● **Stated task**
Continue the LeoFS FAQ text, starting after its final sentence.

● **Text**

■ ■ ■ ■

How do multiple users login into LeoFS Manager's console at the same time?¶
Actually, there is no login status in LeoFS, but the number of listening tcp connections is limited by leo_manger.conf
default: console.acceptors.cui = 3.
So while using default settings, 3 connections can be connected to a manager in parallel.
LeoFS v1.1.0, LeoFS have the more powerful alternative option leofs-adm command.
This command have not only same functionalities with the existing telnet way but also do NOT keep an tcp connection established for long time (connect only when issueing a command). You don't need to worry about the number of tcp connections.
The result of the du command can be different with the actual disk-usage¶
In order to reduce system resource usage for calculating the result of the
du command, LeoFS keep that information on memory and when stopping itself, LeoFS save those data into a local file. Then when restarting, LeoFS load those on memory.
So if LeoFS is stopped unintentionally like killing by OOM killer, those data can become inconsistent with actual usage.
If you get into this situation, you can recover those data by issueing the
compact-start command to the node. after finishing the compaction, the result of the du command will be consitent with actual usage.

■ ■ ■ ■

● **Data rows**
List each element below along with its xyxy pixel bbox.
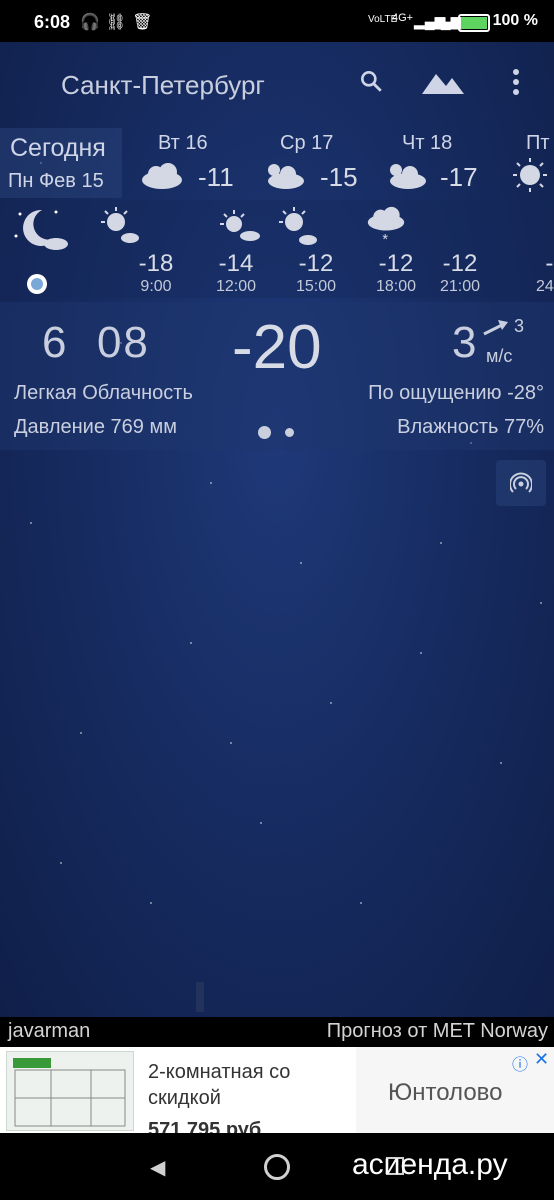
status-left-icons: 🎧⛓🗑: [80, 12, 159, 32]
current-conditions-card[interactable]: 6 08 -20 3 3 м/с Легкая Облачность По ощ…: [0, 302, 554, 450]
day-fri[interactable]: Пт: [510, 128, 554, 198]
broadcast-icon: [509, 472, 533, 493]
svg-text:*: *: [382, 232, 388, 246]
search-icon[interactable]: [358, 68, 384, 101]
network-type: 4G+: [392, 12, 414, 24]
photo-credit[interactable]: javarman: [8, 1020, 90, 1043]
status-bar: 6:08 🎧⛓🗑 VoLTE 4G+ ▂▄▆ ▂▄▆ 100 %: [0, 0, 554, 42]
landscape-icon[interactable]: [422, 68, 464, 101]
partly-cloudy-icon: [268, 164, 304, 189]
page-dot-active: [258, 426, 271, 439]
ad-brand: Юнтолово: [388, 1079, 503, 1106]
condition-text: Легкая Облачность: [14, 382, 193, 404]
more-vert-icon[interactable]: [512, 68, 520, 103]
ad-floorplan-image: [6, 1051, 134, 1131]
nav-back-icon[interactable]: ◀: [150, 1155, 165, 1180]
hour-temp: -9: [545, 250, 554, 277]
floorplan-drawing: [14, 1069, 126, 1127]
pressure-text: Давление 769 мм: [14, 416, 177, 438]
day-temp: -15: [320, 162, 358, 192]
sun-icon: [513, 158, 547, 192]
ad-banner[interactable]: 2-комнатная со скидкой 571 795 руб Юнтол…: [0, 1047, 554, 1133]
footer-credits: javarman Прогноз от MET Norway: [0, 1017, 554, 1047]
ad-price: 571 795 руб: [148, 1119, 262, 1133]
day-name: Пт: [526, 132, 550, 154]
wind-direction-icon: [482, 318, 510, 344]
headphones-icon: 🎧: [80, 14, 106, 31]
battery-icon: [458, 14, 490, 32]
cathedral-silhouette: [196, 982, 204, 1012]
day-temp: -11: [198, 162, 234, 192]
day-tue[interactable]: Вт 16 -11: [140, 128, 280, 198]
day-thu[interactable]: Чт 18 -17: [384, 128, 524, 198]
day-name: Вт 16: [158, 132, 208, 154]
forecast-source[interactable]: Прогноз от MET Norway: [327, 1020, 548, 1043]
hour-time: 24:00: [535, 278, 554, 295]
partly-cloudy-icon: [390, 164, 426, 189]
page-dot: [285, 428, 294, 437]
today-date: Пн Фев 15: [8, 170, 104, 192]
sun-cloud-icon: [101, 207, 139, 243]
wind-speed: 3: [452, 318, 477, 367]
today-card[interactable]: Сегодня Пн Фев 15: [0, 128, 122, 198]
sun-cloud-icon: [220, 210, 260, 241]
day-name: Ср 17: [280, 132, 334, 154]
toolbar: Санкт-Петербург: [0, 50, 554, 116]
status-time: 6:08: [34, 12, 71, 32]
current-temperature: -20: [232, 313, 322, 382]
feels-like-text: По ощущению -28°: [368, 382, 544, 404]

■ ■ ■ ■

● **Answer**
When issueing the recover node command the LeoFS can get into high load¶
recover-node command can lead to issue lots of disk I/O and consume network bandwidth, if you face to issue the recover-node to multiple nodes at once, LeoFS can get into high load and become unresponsive. So we recommend you execute the recover-node command to target nodes one by one.
If this solution could not work for you, you're able to control how much recover-node consume system resources by changing the MQ-related parameters in leo_storage.conf.
What should I do when Too many processes errors happen?¶
LeoFS usually try to keep the number of Erlang processes as minimum as possible, but there are some exceptions when doing something asynchronously.
- Replicating an object to the non-primary assigned nodes
- Retrying to replicate an object when the previous attempt failed
Given that LeoFS suffered from very high load AND there are some nodes downed for some reason, The number of Erlang processes gradually have increased and might have reached the sysmte limit.
We recommend users to set an appropriate value which depends on your workload to the +P option. Also if the +P option does NOT work for you, there are some possibilities that some external system resources like disk, network equipments have broken, Please check out the dmesg/syslog on your sysmtem.
How do I set "a number of containers" at LeoFS Storage configuration?¶
Objects/files are stored into LeoFS Storage containers which are log-structured files. LeoFS has the
data-compaction mechanism in order to remove unncessary objects/files from the object-containers.
LeoFS's performance is affected by the data-compaction. And also, LeoFS Storage temporally creates a new file of a object-container corresponding to the compaction target container, which means during the data-compaction needs disk space for the new file of object-container(s).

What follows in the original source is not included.